__Short problem__
Transcribe every line of the listing below without any deviation.

__Data to use__
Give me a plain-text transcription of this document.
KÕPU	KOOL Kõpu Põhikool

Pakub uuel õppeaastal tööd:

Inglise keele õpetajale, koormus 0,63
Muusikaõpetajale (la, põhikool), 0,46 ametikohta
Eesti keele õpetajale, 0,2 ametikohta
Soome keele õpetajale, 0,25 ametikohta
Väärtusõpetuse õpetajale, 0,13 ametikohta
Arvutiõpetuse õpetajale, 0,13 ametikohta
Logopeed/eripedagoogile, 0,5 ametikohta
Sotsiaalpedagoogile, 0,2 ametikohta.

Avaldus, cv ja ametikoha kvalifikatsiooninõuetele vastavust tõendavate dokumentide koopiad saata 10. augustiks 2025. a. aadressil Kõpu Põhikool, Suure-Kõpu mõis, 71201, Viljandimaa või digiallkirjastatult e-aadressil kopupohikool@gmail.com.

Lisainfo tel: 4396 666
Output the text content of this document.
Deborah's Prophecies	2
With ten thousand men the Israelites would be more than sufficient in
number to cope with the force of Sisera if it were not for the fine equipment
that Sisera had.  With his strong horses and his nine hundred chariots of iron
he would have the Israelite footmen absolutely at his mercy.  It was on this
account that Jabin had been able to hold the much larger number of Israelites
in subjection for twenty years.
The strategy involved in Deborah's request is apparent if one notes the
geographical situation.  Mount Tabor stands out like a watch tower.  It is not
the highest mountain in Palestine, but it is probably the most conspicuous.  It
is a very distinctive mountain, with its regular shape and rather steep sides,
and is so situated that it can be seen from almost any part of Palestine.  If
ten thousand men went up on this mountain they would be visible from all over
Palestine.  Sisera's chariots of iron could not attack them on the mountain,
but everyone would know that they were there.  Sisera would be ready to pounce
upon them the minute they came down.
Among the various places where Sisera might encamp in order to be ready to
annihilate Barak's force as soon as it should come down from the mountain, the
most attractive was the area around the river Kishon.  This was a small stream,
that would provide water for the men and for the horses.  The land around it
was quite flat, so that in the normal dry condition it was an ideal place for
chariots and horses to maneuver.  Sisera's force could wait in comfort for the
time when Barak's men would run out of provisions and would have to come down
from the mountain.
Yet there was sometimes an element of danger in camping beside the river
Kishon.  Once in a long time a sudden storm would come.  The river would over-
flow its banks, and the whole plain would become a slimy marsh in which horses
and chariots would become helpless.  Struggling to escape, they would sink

__Finished answer__
Give me a plain-text transcription of this document.
KÕPU	KOOL Kõpu Põhikool

Pakub uuel õppeaastal tööd:

Inglise keele õpetajale, koormus 0,63
Muusikaõpetajale (la, põhikool), 0,46 ametikohta
Eesti keele õpetajale, 0,2 ametikohta
Soome keele õpetajale, 0,25 ametikohta
Väärtusõpetuse õpetajale, 0,13 ametikohta
Arvutiõpetuse õpetajale, 0,13 ametikohta
Logopeed/eripedagoogile, 0,5 ametikohta
Sotsiaalpedagoogile, 0,2 ametikohta.

Avaldus, cv ja ametikoha kvalifikatsiooninõuetele vastavust tõendavate dokumentide koopiad saata 10. augustiks 2025. a. aadressil Kõpu Põhikool, Suure-Kõpu mõis, 71201, Viljandimaa või digiallkirjastatult e-aadressil kopupohikool@gmail.com.

Lisainfo tel: 4396 666
Output the text content of this document.
Deborah's Prophecies	2
With ten thousand men the Israelites would be more than sufficient in
number to cope with the force of Sisera if it were not for the fine equipment
that Sisera had.  With his strong horses and his nine hundred chariots of iron
he would have the Israelite footmen absolutely at his mercy.  It was on this
account that Jabin had been able to hold the much larger number of Israelites
in subjection for twenty years.
The strategy involved in Deborah's request is apparent if one notes the
geographical situation.  Mount Tabor stands out like a watch tower.  It is not
the highest mountain in Palestine, but it is probably the most conspicuous.  It
is a very distinctive mountain, with its regular shape and rather steep sides,
and is so situated that it can be seen from almost any part of Palestine.  If
ten thousand men went up on this mountain they would be visible from all over
Palestine.  Sisera's chariots of iron could not attack them on the mountain,
but everyone would know that they were there.  Sisera would be ready to pounce
upon them the minute they came down.
Among the various places where Sisera might encamp in order to be ready to
annihilate Barak's force as soon as it should come down from the mountain, the
most attractive was the area around the river Kishon.  This was a small stream,
that would provide water for the men and for the horses.  The land around it
was quite flat, so that in the normal dry condition it was an ideal place for
chariots and horses to maneuver.  Sisera's force could wait in comfort for the
time when Barak's men would run out of provisions and would have to come down
from the mountain.
Yet there was sometimes an element of danger in camping beside the river
Kishon.  Once in a long time a sudden storm would come.  The river would over-
flow its banks, and the whole plain would become a slimy marsh in which horses
and chariots would become helpless.  Struggling to escape, they would sink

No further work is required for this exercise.